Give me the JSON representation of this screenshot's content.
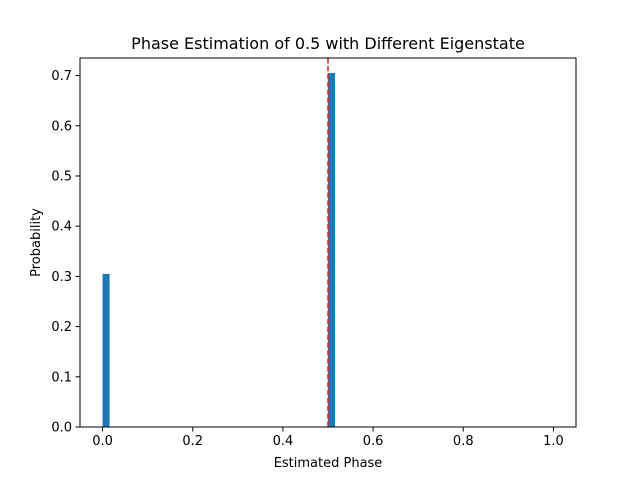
{
  "chart_data": {
    "type": "bar",
    "title": "Phase Estimation of 0.5 with Different Eigenstate",
    "xlabel": "Estimated Phase",
    "ylabel": "Probability",
    "xlim": [
      -0.05,
      1.05
    ],
    "ylim": [
      0,
      0.735
    ],
    "xticks": [
      "0.0",
      "0.2",
      "0.4",
      "0.6",
      "0.8",
      "1.0"
    ],
    "yticks": [
      "0.0",
      "0.1",
      "0.2",
      "0.3",
      "0.4",
      "0.5",
      "0.6",
      "0.7"
    ],
    "bar_width": 0.015625,
    "bars": [
      {
        "x": 0.0078125,
        "value": 0.305
      },
      {
        "x": 0.5078125,
        "value": 0.705
      }
    ],
    "reference_line": {
      "x": 0.5,
      "color": "#d62728",
      "style": "dashed"
    },
    "bar_color": "#1f77b4",
    "grid": false
  }
}
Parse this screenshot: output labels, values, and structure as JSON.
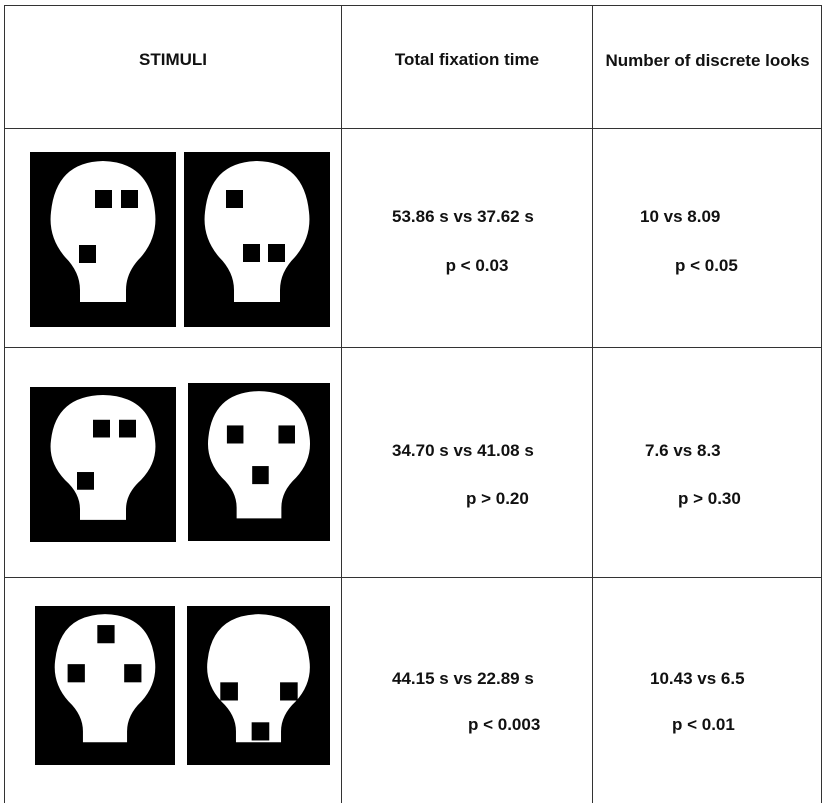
{
  "table": {
    "header": [
      "STIMULI",
      "Total fixation time",
      "Number of discrete looks"
    ],
    "rows": [
      {
        "fixation": [
          "53.86 s vs 37.62 s",
          "p < 0.03"
        ],
        "looks": [
          "10 vs 8.09",
          "p < 0.05"
        ]
      },
      {
        "fixation": [
          "34.70 s vs 41.08 s",
          "p > 0.20"
        ],
        "looks": [
          "7.6 vs 8.3",
          "p > 0.30"
        ]
      },
      {
        "fixation": [
          "44.15 s vs 22.89 s",
          "p < 0.003"
        ],
        "looks": [
          "10.43 vs 6.5",
          "p < 0.01"
        ]
      }
    ]
  }
}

§ **TASK GOAL**: Quote the material in full and exactly; do not carry over its pictures.

§ **ANSWER FOR THIS EXERCISE**:
Give me the JSON representation of this screenshot's content.
{
  "chart_data": {
    "type": "bar",
    "title": "Phase Estimation of 0.5 with Different Eigenstate",
    "xlabel": "Estimated Phase",
    "ylabel": "Probability",
    "xlim": [
      -0.05,
      1.05
    ],
    "ylim": [
      0,
      0.735
    ],
    "xticks": [
      "0.0",
      "0.2",
      "0.4",
      "0.6",
      "0.8",
      "1.0"
    ],
    "yticks": [
      "0.0",
      "0.1",
      "0.2",
      "0.3",
      "0.4",
      "0.5",
      "0.6",
      "0.7"
    ],
    "bar_width": 0.015625,
    "bars": [
      {
        "x": 0.0078125,
        "value": 0.305
      },
      {
        "x": 0.5078125,
        "value": 0.705
      }
    ],
    "reference_line": {
      "x": 0.5,
      "color": "#d62728",
      "style": "dashed"
    },
    "bar_color": "#1f77b4",
    "grid": false
  }
}
Parse this screenshot: output labels, values, and structure as JSON.
{
  "table": {
    "header": [
      "STIMULI",
      "Total fixation time",
      "Number of discrete looks"
    ],
    "rows": [
      {
        "fixation": [
          "53.86 s vs 37.62 s",
          "p < 0.03"
        ],
        "looks": [
          "10 vs 8.09",
          "p < 0.05"
        ]
      },
      {
        "fixation": [
          "34.70 s vs 41.08 s",
          "p > 0.20"
        ],
        "looks": [
          "7.6 vs 8.3",
          "p > 0.30"
        ]
      },
      {
        "fixation": [
          "44.15 s vs 22.89 s",
          "p < 0.003"
        ],
        "looks": [
          "10.43 vs 6.5",
          "p < 0.01"
        ]
      }
    ]
  }
}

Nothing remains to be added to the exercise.